Write out the entries below again, changing every "text-line" to "text-row" and leaving everything else the same.

### Source data
-*-*-

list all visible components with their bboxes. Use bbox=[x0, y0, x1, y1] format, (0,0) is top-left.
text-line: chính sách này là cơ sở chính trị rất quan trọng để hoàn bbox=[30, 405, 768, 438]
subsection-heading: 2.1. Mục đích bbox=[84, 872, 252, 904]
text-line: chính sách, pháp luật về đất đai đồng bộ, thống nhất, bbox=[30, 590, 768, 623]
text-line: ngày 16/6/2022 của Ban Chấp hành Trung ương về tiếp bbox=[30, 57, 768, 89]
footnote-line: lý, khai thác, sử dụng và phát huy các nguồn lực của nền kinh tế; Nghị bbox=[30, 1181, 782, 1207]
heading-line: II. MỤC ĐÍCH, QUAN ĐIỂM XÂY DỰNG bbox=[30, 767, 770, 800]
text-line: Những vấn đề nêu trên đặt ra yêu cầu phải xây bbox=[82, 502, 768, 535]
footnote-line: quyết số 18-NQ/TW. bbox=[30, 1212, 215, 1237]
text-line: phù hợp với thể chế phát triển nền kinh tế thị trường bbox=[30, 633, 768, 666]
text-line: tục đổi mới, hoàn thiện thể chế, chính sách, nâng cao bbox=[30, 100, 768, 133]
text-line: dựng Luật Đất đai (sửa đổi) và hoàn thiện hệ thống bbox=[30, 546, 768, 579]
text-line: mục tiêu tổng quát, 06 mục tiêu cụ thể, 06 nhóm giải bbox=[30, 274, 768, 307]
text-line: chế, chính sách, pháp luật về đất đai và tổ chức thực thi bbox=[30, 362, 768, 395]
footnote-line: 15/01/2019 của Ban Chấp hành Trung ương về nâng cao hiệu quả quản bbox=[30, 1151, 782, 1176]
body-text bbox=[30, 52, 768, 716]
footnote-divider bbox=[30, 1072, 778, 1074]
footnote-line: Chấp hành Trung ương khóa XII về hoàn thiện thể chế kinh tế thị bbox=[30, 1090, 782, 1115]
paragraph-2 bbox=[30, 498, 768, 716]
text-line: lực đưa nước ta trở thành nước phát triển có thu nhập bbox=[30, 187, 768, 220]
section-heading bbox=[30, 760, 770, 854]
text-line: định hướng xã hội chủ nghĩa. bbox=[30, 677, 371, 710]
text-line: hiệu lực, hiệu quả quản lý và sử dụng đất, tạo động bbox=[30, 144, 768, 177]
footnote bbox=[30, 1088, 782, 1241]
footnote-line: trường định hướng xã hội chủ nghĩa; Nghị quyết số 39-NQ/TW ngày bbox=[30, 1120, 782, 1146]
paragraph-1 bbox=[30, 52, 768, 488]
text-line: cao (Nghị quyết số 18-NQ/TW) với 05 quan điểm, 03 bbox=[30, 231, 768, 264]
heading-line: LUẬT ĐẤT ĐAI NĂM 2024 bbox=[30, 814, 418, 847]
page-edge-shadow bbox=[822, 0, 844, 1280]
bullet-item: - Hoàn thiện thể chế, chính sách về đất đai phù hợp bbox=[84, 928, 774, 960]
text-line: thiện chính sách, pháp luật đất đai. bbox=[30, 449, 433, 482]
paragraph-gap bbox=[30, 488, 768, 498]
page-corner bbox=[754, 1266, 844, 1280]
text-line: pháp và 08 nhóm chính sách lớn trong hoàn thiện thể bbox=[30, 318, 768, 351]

-*-*-

### Solved exercise
list all visible components with their bboxes. Use bbox=[x0, y0, x1, y1] format, (0,0) is top-left.
text-row: chính sách này là cơ sở chính trị rất quan trọng để hoàn bbox=[30, 405, 768, 438]
subsection-heading: 2.1. Mục đích bbox=[84, 872, 252, 904]
text-row: chính sách, pháp luật về đất đai đồng bộ, thống nhất, bbox=[30, 590, 768, 623]
text-row: ngày 16/6/2022 của Ban Chấp hành Trung ương về tiếp bbox=[30, 57, 768, 89]
footnote-line: lý, khai thác, sử dụng và phát huy các nguồn lực của nền kinh tế; Nghị bbox=[30, 1181, 782, 1207]
heading-line: II. MỤC ĐÍCH, QUAN ĐIỂM XÂY DỰNG bbox=[30, 767, 770, 800]
text-row: Những vấn đề nêu trên đặt ra yêu cầu phải xây bbox=[82, 502, 768, 535]
footnote-line: quyết số 18-NQ/TW. bbox=[30, 1212, 215, 1237]
text-row: phù hợp với thể chế phát triển nền kinh tế thị trường bbox=[30, 633, 768, 666]
text-row: tục đổi mới, hoàn thiện thể chế, chính sách, nâng cao bbox=[30, 100, 768, 133]
text-row: dựng Luật Đất đai (sửa đổi) và hoàn thiện hệ thống bbox=[30, 546, 768, 579]
text-row: mục tiêu tổng quát, 06 mục tiêu cụ thể, 06 nhóm giải bbox=[30, 274, 768, 307]
text-row: chế, chính sách, pháp luật về đất đai và tổ chức thực thi bbox=[30, 362, 768, 395]
footnote-line: 15/01/2019 của Ban Chấp hành Trung ương về nâng cao hiệu quả quản bbox=[30, 1151, 782, 1176]
body-text bbox=[30, 52, 768, 716]
footnote-divider bbox=[30, 1072, 778, 1074]
footnote-line: Chấp hành Trung ương khóa XII về hoàn thiện thể chế kinh tế thị bbox=[30, 1090, 782, 1115]
paragraph-2 bbox=[30, 498, 768, 716]
text-row: lực đưa nước ta trở thành nước phát triển có thu nhập bbox=[30, 187, 768, 220]
section-heading bbox=[30, 760, 770, 854]
text-row: định hướng xã hội chủ nghĩa. bbox=[30, 677, 371, 710]
text-row: hiệu lực, hiệu quả quản lý và sử dụng đất, tạo động bbox=[30, 144, 768, 177]
footnote bbox=[30, 1088, 782, 1241]
footnote-line: trường định hướng xã hội chủ nghĩa; Nghị quyết số 39-NQ/TW ngày bbox=[30, 1120, 782, 1146]
paragraph-1 bbox=[30, 52, 768, 488]
text-row: cao (Nghị quyết số 18-NQ/TW) với 05 quan điểm, 03 bbox=[30, 231, 768, 264]
heading-line: LUẬT ĐẤT ĐAI NĂM 2024 bbox=[30, 814, 418, 847]
page-edge-shadow bbox=[822, 0, 844, 1280]
bullet-item: - Hoàn thiện thể chế, chính sách về đất đai phù hợp bbox=[84, 928, 774, 960]
text-row: thiện chính sách, pháp luật đất đai. bbox=[30, 449, 433, 482]
paragraph-gap bbox=[30, 488, 768, 498]
page-corner bbox=[754, 1266, 844, 1280]
text-row: pháp và 08 nhóm chính sách lớn trong hoàn thiện thể bbox=[30, 318, 768, 351]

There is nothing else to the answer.